→ WHAT TO WORK ON
In the material below, count the lines with the word "JSON" and state that number only.

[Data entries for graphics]
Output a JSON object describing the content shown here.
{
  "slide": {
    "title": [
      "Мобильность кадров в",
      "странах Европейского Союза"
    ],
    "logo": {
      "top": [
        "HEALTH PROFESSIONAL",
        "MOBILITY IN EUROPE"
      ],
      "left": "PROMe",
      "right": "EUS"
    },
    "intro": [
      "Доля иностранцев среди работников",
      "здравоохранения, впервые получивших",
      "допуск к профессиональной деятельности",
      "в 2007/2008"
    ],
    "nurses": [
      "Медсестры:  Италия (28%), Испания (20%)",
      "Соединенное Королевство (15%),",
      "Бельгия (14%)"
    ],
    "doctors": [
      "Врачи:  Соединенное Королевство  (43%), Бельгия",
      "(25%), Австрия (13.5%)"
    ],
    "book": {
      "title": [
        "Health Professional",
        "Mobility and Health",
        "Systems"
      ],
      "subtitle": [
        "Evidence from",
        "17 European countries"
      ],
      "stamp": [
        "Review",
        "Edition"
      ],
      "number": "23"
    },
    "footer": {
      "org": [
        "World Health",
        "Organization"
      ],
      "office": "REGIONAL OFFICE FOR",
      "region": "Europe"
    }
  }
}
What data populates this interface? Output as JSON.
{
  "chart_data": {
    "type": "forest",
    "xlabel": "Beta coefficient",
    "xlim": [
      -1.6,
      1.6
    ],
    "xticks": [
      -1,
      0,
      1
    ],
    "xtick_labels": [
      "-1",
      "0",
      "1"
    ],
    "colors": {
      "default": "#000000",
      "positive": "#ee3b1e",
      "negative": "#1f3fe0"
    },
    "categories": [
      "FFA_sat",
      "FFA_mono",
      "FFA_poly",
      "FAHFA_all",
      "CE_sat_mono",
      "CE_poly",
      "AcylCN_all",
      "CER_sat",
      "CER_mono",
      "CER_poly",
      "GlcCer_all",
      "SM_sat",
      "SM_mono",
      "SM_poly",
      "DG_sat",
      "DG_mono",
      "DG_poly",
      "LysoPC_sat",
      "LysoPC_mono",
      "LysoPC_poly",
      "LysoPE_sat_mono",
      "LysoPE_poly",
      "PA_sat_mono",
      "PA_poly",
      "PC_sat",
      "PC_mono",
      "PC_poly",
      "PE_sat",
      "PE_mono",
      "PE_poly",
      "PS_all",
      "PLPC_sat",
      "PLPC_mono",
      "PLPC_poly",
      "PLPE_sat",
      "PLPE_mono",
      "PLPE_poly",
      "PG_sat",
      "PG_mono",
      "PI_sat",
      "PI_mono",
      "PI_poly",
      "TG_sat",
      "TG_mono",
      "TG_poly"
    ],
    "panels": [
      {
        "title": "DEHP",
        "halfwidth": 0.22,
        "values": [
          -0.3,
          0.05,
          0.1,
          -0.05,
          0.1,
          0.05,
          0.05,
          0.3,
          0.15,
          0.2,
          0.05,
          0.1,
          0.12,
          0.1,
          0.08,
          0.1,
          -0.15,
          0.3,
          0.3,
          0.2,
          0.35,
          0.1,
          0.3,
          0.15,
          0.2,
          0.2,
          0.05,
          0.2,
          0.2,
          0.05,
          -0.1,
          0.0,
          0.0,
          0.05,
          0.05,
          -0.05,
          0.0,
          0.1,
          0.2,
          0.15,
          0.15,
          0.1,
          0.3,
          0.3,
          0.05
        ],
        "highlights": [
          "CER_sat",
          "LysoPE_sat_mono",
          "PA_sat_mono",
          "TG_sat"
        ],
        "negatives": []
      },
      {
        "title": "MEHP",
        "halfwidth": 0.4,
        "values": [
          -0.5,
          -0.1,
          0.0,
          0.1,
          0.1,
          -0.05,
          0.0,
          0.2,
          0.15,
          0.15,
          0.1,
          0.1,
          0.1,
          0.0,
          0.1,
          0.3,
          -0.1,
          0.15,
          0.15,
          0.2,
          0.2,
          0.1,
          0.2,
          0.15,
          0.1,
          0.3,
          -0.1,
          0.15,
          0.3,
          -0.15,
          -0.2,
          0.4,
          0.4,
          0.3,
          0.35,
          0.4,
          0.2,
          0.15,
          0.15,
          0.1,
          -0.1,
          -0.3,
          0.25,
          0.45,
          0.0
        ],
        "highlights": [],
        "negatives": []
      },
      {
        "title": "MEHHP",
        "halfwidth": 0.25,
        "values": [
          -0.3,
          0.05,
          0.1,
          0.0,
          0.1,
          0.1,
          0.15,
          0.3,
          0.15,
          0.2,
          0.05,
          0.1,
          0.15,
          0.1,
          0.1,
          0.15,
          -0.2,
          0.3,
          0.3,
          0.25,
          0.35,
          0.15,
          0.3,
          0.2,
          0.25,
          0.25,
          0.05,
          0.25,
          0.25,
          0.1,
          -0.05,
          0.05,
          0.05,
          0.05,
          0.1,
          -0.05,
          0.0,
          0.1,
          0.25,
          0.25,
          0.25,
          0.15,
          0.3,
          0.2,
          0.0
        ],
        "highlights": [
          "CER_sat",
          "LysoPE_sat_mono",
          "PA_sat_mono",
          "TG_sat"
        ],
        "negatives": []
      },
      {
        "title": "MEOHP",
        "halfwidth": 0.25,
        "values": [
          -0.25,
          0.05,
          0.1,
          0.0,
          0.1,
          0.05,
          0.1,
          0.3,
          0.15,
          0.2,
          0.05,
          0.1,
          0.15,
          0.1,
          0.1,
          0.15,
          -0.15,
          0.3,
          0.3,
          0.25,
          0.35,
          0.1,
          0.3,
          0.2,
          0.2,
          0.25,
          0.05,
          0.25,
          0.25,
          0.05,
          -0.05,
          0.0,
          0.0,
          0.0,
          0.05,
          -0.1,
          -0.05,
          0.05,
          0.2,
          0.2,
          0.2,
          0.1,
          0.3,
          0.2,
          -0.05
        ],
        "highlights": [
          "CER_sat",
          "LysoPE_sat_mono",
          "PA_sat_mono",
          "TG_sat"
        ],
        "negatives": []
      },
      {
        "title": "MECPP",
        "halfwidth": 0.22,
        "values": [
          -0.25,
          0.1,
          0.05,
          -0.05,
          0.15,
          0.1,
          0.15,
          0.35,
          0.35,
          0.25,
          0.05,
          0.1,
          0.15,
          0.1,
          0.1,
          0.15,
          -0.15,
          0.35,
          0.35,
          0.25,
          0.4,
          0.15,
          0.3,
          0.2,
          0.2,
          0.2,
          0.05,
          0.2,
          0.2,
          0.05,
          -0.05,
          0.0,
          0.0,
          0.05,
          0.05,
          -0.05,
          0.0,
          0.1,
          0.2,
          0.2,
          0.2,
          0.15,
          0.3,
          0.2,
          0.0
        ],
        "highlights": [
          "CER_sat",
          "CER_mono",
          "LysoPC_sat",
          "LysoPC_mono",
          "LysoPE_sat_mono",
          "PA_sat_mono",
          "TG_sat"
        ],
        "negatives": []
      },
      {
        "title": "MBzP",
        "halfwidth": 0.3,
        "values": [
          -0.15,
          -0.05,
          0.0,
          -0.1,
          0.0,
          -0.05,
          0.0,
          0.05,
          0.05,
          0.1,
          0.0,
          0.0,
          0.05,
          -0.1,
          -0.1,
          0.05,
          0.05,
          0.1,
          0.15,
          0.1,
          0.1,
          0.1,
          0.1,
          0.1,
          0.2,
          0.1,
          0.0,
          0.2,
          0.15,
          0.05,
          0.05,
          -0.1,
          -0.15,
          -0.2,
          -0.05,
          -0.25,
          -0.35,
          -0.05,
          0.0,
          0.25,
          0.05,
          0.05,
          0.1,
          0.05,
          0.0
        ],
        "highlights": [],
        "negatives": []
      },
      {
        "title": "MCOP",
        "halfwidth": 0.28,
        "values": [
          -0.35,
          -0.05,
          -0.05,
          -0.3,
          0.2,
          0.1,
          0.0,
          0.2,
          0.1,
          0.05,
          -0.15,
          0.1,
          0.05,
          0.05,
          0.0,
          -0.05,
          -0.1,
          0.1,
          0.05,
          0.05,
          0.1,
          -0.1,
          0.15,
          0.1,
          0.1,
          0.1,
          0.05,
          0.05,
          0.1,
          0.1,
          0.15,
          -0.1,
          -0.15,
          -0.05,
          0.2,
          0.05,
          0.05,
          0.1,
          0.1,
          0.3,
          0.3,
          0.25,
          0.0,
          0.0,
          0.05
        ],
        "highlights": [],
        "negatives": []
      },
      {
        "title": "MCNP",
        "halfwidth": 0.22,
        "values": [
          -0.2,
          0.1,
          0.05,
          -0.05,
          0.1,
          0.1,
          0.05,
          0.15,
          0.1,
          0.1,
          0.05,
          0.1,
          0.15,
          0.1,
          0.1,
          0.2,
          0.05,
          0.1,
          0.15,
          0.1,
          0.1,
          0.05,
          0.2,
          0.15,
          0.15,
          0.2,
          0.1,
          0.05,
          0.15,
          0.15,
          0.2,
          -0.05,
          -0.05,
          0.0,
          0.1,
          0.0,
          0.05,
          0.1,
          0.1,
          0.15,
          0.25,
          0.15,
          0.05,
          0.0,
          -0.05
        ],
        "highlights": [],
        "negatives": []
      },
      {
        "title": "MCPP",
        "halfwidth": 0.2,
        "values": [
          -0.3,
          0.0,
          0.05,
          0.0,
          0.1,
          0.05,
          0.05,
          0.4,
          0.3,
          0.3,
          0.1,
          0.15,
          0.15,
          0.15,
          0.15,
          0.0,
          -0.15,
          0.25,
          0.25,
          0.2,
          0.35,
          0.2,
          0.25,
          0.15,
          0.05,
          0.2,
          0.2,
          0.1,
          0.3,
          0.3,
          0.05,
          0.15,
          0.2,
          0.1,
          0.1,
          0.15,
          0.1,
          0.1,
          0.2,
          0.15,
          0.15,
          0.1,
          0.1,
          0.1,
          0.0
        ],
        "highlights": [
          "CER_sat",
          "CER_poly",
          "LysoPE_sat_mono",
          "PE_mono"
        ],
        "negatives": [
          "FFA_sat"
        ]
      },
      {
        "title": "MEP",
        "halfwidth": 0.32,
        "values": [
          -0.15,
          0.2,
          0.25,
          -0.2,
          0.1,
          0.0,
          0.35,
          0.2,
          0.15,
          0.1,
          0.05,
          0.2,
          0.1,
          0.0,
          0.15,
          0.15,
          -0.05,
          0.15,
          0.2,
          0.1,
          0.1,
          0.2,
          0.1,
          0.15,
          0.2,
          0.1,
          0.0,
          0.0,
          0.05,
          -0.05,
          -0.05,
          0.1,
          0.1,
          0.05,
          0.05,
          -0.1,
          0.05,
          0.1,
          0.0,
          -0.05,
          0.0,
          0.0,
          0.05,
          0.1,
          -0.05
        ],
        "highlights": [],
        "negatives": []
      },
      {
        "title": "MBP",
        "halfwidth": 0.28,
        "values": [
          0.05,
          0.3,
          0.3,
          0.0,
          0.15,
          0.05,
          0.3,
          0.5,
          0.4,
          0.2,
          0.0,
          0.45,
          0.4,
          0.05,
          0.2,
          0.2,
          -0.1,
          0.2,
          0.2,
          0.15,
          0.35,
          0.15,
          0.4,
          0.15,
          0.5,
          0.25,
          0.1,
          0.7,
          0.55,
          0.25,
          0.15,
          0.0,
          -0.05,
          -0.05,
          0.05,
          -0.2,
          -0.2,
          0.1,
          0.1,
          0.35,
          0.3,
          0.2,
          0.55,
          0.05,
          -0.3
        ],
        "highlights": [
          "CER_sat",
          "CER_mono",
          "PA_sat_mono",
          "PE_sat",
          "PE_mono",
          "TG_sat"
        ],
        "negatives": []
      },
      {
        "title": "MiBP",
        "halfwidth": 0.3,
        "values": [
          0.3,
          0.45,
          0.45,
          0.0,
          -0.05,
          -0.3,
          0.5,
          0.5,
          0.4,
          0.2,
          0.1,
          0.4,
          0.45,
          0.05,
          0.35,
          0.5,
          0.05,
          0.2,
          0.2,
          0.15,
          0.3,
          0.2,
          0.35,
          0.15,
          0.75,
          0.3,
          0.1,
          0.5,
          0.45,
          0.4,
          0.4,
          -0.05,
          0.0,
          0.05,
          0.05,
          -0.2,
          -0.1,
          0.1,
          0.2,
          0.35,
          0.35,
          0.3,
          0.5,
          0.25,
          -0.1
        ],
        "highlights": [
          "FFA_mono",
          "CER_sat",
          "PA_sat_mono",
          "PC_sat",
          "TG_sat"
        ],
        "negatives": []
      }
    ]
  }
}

→ RESPONSE
2